## TASK STATEMENT
Copy every line of the records below that holds the word "have".

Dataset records
--
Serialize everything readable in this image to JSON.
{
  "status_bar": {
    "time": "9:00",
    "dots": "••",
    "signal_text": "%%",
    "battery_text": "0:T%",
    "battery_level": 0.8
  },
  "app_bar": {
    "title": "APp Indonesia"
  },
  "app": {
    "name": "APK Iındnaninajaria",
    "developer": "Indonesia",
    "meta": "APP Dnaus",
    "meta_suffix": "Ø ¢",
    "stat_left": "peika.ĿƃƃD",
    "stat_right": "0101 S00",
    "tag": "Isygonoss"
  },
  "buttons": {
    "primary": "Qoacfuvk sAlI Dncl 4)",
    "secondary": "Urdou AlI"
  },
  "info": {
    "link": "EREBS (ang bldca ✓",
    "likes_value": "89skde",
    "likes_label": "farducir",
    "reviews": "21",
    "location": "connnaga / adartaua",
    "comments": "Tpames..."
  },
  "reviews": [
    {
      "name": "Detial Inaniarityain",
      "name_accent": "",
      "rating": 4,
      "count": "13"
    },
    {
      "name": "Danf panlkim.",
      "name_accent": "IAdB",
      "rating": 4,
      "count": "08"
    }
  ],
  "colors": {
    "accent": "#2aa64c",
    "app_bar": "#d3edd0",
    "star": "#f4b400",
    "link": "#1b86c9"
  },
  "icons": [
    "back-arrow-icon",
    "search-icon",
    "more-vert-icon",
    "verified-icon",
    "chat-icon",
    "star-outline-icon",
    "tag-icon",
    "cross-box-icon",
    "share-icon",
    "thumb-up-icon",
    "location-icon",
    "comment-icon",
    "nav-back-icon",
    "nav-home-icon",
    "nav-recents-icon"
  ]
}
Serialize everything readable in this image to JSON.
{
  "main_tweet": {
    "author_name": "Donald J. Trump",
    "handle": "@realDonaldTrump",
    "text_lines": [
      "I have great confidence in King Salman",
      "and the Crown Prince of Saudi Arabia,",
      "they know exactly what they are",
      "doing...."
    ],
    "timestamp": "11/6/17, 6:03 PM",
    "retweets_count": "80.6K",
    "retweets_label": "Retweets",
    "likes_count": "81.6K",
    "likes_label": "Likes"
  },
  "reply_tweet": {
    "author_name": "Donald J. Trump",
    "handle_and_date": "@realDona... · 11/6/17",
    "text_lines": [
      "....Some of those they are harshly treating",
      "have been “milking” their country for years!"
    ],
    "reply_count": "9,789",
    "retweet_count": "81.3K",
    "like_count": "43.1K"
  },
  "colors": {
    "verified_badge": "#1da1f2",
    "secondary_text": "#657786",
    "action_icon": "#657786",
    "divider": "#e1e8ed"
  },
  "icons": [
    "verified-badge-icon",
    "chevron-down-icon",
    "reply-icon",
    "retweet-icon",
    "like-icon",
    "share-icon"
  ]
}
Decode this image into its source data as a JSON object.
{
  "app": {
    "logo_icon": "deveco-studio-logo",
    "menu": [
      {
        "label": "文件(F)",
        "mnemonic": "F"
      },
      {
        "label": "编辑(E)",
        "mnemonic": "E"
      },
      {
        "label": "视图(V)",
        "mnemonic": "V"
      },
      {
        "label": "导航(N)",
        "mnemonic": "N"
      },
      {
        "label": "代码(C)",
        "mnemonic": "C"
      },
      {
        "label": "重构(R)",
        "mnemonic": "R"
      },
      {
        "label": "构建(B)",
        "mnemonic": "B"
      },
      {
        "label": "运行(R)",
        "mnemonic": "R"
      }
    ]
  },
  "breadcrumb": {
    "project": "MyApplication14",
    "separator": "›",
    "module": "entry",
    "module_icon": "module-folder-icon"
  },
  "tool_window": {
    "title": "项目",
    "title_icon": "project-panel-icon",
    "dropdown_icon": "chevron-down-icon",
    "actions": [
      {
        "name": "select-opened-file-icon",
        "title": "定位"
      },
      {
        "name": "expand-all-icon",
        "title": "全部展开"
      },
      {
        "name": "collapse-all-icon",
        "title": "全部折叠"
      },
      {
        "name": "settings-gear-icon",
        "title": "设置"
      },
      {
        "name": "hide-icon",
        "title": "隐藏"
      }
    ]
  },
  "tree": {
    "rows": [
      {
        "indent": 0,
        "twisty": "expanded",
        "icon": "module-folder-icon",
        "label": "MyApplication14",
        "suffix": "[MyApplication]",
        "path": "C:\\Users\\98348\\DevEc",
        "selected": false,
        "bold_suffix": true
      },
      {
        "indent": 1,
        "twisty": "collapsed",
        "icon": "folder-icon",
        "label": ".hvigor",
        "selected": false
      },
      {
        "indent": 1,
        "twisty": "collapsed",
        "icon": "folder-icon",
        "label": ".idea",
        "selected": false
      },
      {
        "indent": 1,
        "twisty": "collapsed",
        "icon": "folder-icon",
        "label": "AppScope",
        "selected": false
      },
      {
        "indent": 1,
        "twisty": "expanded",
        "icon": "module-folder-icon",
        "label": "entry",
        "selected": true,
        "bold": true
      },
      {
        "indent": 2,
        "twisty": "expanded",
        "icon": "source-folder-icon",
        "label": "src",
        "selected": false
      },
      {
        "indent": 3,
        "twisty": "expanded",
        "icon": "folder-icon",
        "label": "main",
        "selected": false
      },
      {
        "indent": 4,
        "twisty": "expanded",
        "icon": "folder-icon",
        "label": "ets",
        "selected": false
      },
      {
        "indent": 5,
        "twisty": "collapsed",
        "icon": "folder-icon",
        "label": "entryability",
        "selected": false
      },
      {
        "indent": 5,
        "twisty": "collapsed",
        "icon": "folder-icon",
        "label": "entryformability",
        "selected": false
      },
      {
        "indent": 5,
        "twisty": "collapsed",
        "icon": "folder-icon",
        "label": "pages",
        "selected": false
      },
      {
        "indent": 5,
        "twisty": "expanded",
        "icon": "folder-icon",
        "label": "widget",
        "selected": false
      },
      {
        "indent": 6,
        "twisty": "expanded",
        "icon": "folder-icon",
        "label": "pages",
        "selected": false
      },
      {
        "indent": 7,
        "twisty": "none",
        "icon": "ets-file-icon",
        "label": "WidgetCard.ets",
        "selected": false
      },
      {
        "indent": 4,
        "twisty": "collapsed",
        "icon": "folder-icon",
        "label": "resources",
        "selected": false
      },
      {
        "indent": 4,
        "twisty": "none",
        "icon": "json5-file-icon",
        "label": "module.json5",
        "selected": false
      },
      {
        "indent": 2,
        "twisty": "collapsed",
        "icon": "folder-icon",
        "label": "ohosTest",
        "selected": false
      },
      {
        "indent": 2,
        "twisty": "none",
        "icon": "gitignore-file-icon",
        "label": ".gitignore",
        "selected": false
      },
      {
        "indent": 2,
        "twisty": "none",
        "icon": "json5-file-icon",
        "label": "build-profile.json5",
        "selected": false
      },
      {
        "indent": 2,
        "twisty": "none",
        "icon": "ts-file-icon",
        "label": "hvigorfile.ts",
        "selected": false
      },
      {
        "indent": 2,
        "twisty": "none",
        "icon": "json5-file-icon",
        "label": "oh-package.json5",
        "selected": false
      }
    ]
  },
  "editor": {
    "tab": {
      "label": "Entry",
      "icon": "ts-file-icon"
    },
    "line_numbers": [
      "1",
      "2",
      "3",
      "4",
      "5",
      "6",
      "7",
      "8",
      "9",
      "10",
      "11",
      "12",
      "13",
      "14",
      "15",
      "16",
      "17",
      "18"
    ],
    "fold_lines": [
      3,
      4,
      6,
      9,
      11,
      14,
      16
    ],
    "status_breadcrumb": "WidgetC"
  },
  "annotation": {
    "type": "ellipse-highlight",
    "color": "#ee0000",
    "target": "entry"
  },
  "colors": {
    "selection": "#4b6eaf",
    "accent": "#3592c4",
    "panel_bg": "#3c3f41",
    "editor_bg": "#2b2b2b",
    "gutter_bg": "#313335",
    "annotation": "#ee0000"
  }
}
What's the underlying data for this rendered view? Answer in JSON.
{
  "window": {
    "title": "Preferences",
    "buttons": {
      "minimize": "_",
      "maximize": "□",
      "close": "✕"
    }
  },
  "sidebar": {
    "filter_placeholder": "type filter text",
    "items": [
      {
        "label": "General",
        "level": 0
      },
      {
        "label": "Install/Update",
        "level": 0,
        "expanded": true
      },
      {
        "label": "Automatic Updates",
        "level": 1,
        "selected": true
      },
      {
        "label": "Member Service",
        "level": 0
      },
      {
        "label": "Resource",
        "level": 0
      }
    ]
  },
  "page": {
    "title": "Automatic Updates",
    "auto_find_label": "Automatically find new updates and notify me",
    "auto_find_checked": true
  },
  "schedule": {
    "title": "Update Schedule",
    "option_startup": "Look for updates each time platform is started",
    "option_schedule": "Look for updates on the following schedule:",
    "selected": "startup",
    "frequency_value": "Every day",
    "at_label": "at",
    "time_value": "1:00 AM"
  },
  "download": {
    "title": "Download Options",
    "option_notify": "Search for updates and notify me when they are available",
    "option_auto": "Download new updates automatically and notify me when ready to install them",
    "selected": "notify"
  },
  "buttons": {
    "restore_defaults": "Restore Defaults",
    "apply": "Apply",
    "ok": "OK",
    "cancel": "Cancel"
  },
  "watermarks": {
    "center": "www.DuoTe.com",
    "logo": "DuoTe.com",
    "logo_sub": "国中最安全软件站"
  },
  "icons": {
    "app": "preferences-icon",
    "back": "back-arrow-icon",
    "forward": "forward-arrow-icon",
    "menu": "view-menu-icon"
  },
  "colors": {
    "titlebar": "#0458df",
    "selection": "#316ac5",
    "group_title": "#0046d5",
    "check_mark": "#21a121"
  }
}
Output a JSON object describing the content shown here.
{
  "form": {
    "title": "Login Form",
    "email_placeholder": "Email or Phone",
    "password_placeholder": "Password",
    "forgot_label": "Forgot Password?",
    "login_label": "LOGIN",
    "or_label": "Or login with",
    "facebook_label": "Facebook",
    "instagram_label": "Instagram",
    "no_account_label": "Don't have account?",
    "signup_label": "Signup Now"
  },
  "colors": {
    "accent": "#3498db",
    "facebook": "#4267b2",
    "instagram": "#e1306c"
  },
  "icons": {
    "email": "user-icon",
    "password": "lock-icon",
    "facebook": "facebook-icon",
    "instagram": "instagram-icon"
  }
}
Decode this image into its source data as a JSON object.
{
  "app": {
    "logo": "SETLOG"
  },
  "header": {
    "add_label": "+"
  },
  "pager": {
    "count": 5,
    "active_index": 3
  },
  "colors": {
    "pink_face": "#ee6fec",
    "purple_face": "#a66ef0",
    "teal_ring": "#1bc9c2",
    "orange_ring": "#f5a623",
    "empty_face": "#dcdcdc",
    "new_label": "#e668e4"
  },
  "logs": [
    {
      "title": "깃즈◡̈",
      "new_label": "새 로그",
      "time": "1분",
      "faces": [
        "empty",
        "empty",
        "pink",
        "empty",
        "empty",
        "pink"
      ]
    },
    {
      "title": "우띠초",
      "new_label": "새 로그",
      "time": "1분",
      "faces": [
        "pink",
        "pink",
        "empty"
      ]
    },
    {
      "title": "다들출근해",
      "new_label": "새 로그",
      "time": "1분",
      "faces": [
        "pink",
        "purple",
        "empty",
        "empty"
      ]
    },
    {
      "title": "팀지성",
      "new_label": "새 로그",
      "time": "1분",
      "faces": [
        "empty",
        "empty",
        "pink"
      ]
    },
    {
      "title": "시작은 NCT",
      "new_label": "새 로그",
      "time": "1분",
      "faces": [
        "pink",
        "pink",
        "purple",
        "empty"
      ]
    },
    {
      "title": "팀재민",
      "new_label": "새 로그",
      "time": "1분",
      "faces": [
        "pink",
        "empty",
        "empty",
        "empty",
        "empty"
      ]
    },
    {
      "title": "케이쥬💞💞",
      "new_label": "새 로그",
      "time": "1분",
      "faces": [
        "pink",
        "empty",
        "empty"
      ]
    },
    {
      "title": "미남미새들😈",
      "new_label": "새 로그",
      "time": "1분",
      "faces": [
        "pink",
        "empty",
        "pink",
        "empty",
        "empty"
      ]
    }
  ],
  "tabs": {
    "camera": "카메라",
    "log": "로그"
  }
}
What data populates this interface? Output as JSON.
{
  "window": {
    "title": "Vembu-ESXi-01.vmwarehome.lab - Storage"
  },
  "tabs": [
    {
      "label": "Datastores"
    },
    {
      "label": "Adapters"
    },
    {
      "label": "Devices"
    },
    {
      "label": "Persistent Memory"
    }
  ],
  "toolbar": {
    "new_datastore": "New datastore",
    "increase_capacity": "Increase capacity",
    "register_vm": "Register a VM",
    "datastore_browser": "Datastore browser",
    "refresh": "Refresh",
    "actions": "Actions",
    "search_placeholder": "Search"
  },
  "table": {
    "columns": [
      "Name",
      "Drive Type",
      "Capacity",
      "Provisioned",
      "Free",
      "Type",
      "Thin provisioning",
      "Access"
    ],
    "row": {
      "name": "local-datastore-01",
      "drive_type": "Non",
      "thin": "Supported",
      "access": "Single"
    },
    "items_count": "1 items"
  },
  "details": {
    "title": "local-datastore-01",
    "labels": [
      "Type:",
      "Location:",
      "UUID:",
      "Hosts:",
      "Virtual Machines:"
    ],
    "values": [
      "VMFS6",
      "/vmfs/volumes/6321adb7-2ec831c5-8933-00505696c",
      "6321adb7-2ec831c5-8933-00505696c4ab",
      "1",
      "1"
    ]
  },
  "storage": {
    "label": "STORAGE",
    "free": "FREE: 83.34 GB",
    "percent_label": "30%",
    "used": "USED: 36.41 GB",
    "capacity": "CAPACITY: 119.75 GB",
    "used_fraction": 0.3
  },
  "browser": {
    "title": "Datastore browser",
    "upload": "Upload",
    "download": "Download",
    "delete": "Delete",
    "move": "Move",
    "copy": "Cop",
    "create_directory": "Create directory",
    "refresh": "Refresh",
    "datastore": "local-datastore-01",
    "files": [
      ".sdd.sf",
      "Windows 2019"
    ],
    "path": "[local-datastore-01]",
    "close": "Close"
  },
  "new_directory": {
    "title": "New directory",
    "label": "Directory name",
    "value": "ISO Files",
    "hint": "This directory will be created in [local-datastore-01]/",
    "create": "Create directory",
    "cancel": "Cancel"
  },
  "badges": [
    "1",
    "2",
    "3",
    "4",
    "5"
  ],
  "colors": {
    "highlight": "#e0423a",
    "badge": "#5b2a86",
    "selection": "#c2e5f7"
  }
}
--
## CORRECT ANSWER
      "I have great confidence in King Salman",
      "have been “milking” their country for years!"
    "no_account_label": "Don't have account?",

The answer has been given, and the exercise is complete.